#### Supplied records ####
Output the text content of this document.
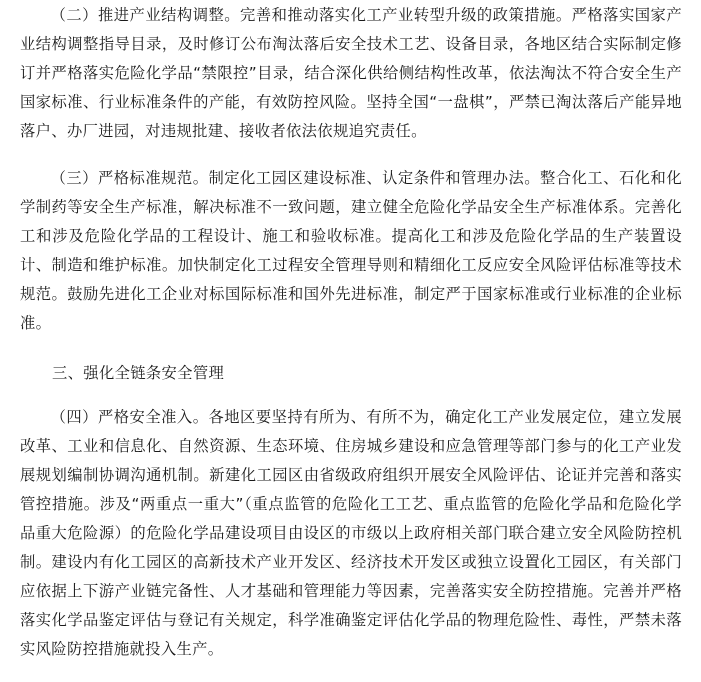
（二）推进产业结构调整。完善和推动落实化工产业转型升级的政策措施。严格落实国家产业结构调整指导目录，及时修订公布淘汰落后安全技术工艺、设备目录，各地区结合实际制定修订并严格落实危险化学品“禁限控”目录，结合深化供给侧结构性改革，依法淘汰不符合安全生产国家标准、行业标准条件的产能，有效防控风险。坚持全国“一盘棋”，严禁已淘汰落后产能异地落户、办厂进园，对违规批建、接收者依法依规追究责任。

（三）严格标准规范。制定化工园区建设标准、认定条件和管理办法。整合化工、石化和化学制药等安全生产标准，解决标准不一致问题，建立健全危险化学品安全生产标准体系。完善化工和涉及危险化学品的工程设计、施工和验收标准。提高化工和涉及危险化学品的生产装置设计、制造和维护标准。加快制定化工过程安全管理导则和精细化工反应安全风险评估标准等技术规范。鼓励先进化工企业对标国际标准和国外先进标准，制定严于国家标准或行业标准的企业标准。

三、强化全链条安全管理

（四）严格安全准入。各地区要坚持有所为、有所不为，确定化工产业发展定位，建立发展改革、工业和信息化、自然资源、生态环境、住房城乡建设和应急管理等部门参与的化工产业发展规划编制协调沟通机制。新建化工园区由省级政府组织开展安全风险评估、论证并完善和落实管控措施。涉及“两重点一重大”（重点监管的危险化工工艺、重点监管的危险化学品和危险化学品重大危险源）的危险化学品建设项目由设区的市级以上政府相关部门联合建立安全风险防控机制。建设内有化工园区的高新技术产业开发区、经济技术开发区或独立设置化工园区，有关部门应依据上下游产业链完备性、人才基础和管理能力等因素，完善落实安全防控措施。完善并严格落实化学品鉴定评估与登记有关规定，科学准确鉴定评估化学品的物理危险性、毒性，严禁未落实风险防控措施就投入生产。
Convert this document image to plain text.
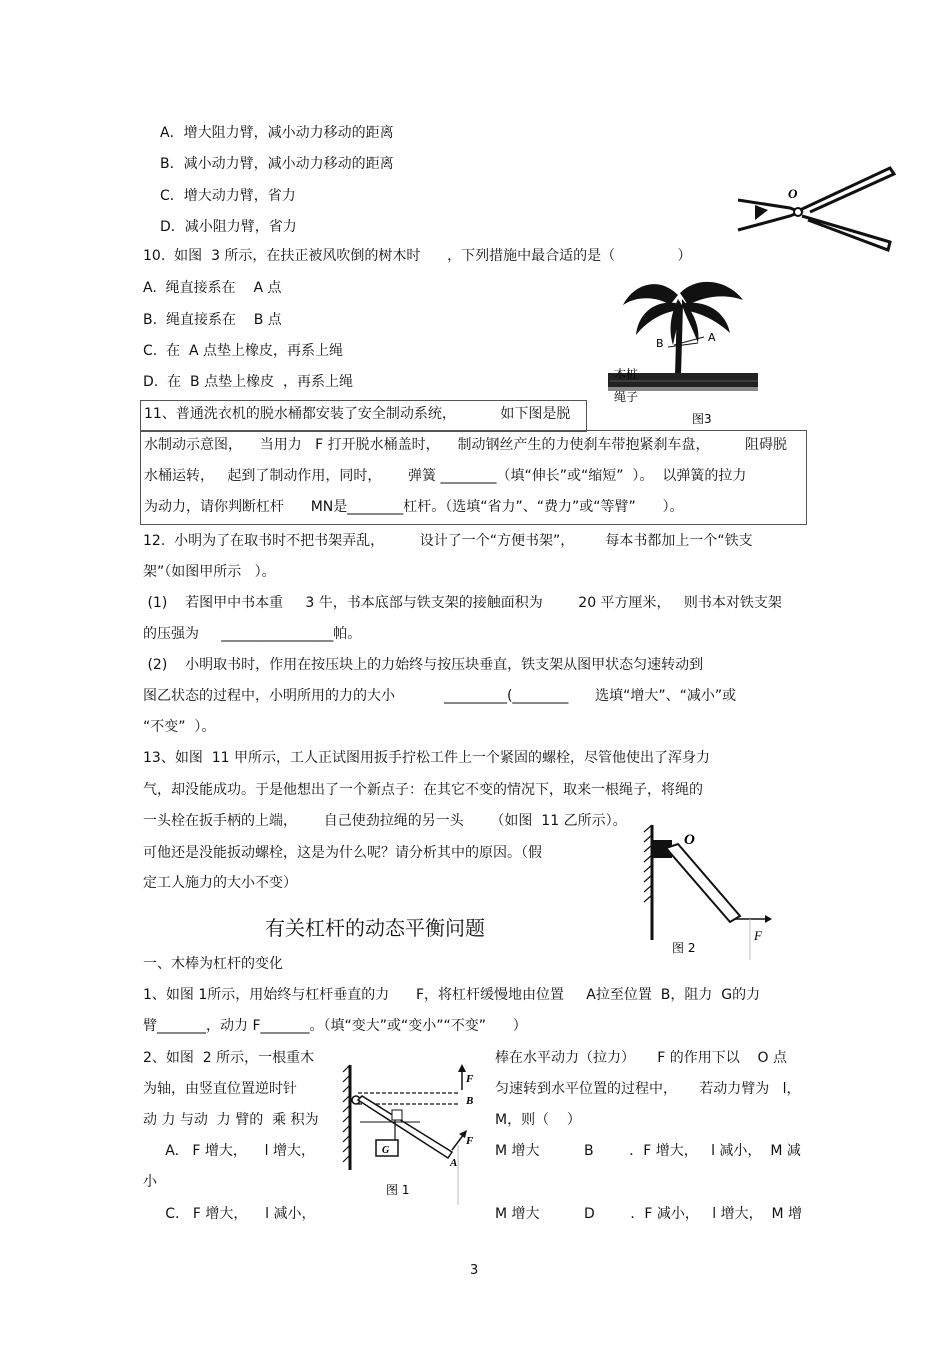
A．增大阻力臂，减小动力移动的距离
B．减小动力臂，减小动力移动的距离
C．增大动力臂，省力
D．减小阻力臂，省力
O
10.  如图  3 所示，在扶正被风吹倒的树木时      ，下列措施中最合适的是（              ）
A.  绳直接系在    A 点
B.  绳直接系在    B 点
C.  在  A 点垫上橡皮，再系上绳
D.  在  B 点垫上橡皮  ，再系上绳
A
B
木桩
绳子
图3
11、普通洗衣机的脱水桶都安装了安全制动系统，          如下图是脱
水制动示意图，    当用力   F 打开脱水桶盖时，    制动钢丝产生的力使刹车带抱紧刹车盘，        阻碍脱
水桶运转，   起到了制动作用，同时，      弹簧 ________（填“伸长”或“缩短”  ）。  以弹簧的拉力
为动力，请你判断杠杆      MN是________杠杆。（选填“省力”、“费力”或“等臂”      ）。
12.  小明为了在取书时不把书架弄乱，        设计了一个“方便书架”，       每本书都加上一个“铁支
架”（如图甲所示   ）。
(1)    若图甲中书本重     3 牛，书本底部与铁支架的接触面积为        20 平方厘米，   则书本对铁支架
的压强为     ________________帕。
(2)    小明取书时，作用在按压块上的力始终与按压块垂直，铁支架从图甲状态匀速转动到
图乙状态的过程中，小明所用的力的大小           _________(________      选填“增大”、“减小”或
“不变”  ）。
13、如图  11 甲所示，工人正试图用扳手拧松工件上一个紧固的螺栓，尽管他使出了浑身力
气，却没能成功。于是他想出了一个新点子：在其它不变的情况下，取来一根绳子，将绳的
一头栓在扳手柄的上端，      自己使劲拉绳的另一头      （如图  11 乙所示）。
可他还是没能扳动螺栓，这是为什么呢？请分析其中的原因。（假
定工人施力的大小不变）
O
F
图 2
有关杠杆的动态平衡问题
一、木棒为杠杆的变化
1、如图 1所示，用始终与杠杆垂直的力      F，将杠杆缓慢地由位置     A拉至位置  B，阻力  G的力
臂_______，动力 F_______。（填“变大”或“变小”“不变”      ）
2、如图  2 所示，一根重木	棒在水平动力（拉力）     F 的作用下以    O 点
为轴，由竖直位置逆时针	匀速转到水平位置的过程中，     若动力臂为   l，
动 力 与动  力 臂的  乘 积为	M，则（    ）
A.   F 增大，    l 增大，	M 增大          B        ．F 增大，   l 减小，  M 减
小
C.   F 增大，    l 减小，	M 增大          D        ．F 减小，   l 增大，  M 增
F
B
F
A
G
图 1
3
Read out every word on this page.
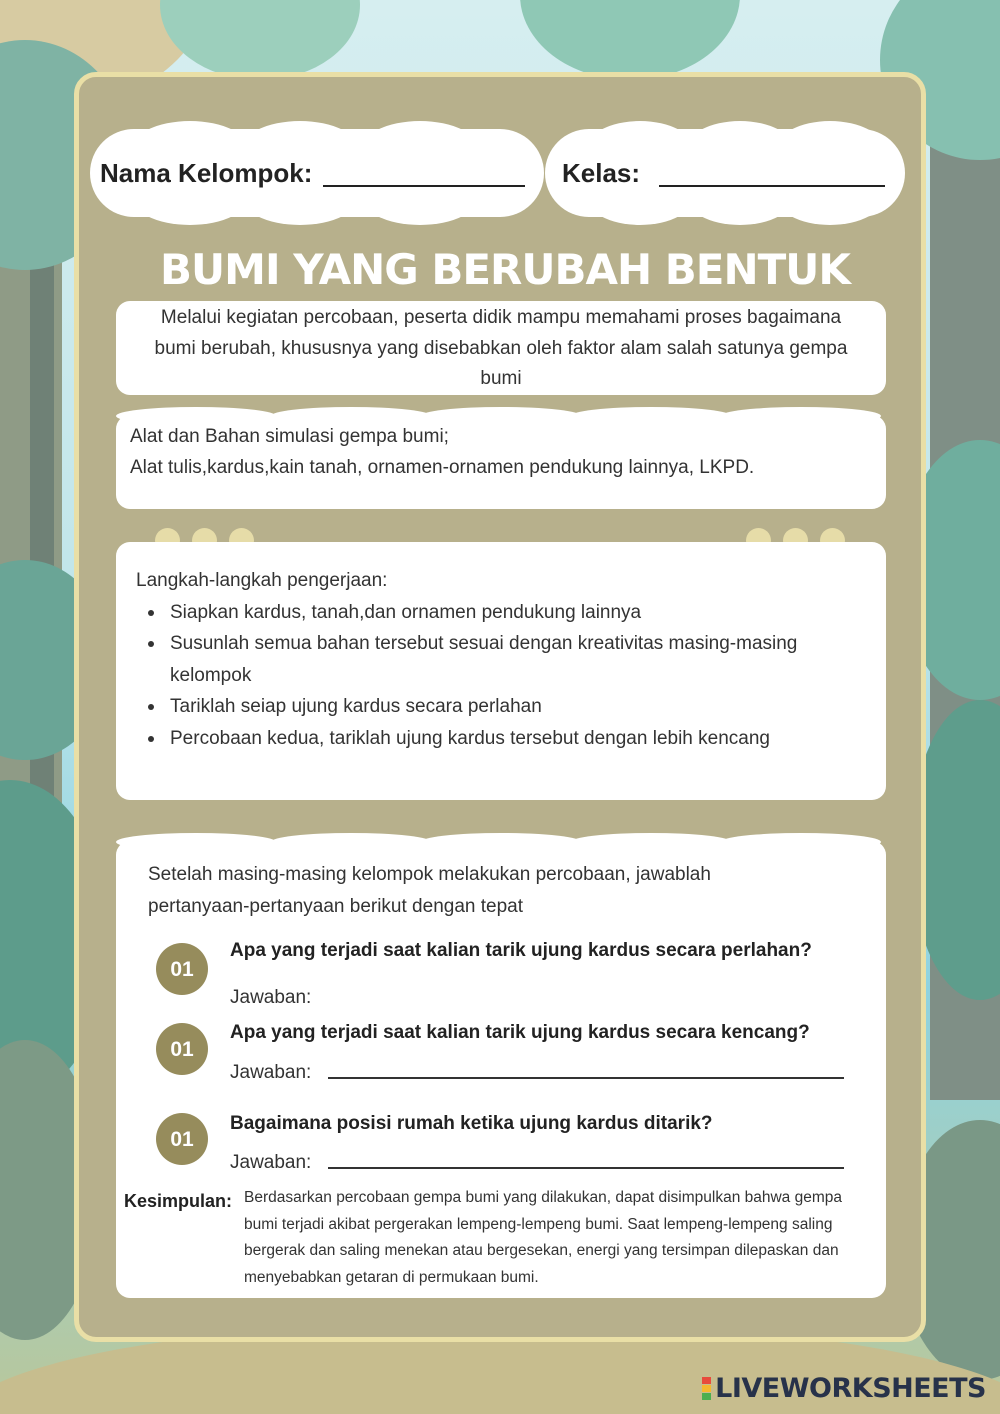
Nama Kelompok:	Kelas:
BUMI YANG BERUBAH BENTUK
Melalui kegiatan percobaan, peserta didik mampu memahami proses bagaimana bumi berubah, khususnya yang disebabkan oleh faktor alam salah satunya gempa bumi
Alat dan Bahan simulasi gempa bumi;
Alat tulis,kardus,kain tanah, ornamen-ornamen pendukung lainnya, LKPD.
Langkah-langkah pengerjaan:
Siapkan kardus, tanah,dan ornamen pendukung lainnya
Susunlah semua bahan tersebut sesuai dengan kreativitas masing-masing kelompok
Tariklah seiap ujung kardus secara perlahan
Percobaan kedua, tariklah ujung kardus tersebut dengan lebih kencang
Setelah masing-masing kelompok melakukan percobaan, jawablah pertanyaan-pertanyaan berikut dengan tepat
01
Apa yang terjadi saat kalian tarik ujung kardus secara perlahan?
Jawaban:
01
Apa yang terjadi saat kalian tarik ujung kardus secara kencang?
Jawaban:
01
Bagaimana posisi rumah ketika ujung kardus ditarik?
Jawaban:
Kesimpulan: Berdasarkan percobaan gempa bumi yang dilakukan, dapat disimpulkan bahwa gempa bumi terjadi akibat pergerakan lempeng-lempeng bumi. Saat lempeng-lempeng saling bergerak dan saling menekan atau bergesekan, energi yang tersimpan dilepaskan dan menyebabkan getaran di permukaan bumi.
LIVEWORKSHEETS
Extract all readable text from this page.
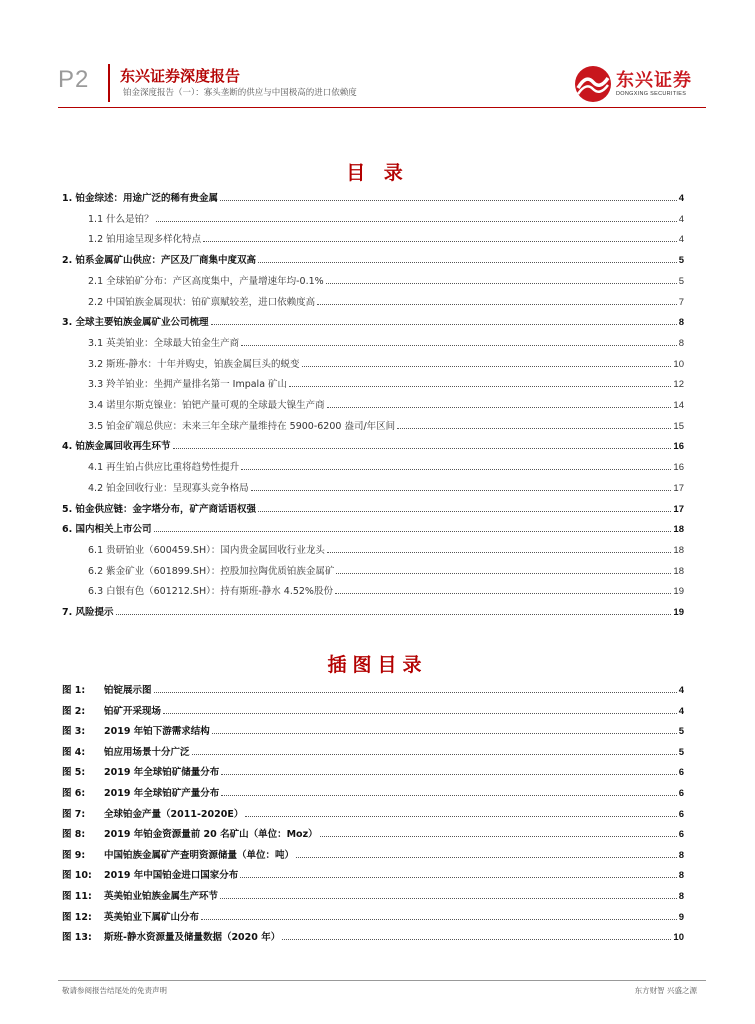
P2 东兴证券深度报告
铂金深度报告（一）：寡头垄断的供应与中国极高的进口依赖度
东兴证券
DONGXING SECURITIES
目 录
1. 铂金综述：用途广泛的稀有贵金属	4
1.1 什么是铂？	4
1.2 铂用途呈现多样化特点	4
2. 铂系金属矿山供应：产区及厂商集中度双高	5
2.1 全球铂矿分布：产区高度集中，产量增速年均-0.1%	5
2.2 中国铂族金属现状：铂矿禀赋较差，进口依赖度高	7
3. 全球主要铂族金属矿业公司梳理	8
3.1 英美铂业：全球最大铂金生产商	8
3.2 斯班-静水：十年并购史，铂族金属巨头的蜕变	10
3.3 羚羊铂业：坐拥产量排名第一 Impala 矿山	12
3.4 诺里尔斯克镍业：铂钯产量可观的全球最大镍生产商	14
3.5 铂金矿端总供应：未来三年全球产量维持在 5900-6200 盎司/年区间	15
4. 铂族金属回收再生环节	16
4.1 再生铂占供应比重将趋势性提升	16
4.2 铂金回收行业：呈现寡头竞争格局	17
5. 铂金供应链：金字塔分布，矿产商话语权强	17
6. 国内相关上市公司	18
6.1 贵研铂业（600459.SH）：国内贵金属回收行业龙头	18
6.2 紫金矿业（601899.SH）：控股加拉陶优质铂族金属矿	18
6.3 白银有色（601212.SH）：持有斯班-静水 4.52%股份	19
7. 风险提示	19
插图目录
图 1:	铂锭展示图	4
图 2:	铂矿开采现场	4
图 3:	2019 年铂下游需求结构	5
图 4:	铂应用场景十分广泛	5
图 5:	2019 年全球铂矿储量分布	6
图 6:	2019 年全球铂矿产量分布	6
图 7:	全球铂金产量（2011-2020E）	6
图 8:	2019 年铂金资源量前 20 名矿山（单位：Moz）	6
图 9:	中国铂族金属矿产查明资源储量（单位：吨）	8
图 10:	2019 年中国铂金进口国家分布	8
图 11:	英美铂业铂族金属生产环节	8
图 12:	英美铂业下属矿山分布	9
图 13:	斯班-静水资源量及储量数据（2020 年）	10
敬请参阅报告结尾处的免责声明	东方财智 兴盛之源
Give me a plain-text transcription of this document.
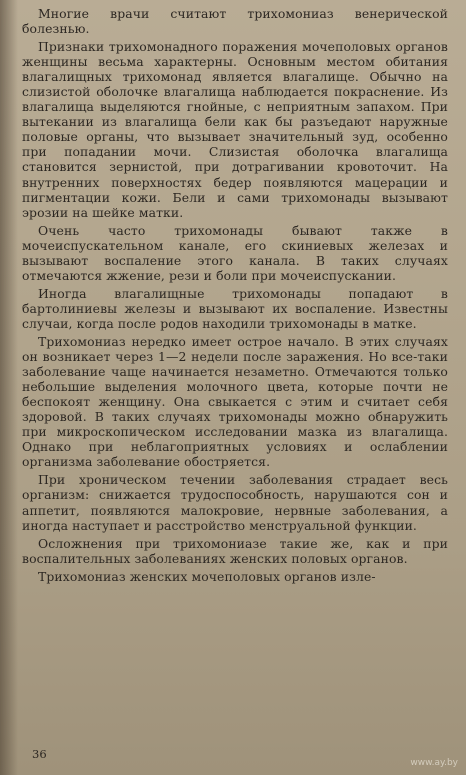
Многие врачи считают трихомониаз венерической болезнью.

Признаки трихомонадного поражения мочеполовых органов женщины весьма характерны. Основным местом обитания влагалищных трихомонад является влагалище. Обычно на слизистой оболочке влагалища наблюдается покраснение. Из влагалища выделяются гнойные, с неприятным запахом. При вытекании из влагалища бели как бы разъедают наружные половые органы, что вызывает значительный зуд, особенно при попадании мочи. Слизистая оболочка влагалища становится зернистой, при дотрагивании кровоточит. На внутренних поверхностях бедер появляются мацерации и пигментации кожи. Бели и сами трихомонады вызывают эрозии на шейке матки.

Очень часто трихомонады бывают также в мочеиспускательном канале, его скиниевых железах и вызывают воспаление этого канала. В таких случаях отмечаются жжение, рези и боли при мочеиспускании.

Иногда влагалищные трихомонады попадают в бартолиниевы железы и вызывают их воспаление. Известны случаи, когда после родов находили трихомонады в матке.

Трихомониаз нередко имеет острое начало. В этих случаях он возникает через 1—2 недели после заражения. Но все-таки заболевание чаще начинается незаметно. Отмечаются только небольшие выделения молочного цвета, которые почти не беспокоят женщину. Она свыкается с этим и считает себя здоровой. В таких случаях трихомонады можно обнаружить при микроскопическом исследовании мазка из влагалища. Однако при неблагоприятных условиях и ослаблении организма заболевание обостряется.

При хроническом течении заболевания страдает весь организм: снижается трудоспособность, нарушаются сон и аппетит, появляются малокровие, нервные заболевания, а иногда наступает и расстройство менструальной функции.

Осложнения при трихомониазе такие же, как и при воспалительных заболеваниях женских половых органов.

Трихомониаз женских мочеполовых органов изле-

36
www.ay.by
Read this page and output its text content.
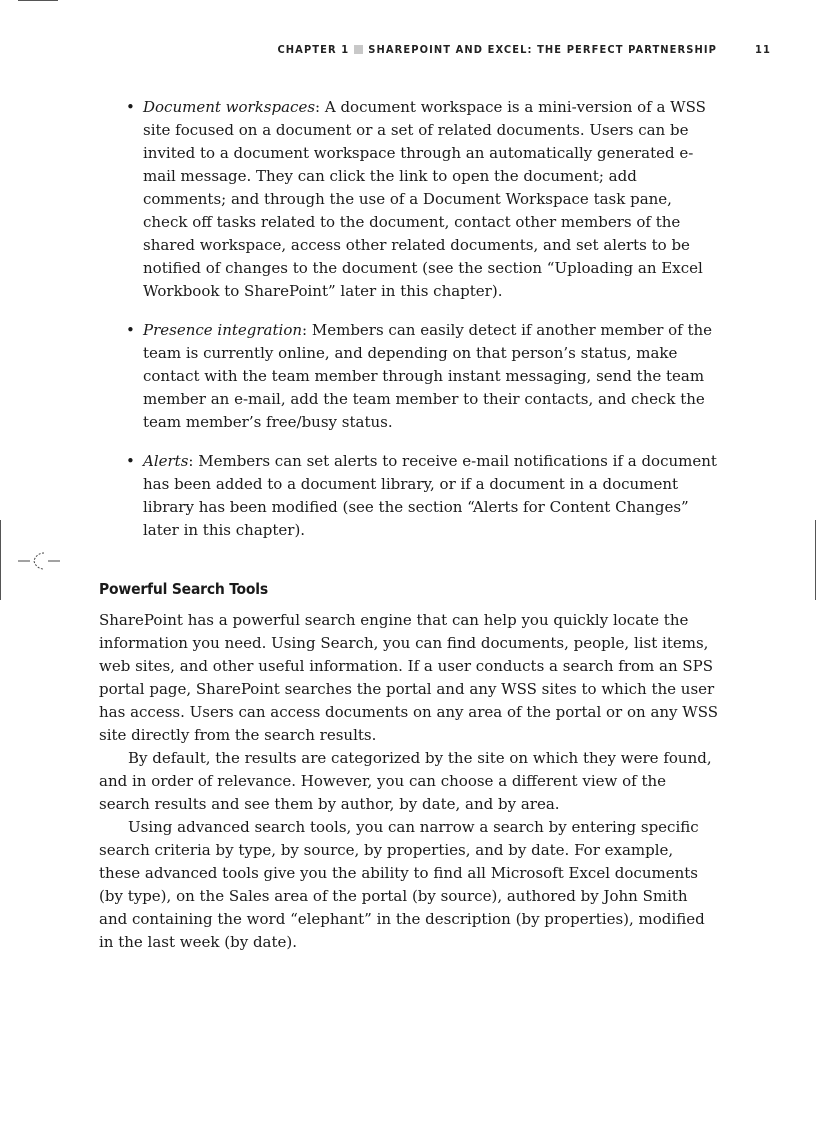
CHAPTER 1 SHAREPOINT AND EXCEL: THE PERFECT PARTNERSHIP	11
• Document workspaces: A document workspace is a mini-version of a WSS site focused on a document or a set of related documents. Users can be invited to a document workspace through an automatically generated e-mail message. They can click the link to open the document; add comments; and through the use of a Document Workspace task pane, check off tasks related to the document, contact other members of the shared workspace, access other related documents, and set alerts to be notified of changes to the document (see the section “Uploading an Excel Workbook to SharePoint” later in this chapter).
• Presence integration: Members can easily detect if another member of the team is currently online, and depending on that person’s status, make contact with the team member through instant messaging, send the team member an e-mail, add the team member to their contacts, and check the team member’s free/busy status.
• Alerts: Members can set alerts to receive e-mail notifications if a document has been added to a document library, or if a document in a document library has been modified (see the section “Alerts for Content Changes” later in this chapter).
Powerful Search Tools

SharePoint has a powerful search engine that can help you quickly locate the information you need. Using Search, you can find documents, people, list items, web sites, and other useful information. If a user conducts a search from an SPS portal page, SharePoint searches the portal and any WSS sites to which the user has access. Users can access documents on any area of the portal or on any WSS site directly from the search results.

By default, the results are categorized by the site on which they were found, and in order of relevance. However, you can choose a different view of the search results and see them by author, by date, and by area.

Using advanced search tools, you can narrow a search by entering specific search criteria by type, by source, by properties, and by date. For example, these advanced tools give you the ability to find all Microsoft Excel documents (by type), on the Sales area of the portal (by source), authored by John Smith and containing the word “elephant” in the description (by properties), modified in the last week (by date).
####
- Requirements:
Go through the entries above and pull out each line with "ujung" in it.

- Output for this exercise:
Tariklah seiap ujung kardus secara perlahan
Percobaan kedua, tariklah ujung kardus tersebut dengan lebih kencang
Apa yang terjadi saat kalian tarik ujung kardus secara perlahan?
Apa yang terjadi saat kalian tarik ujung kardus secara kencang?
Bagaimana posisi rumah ketika ujung kardus ditarik?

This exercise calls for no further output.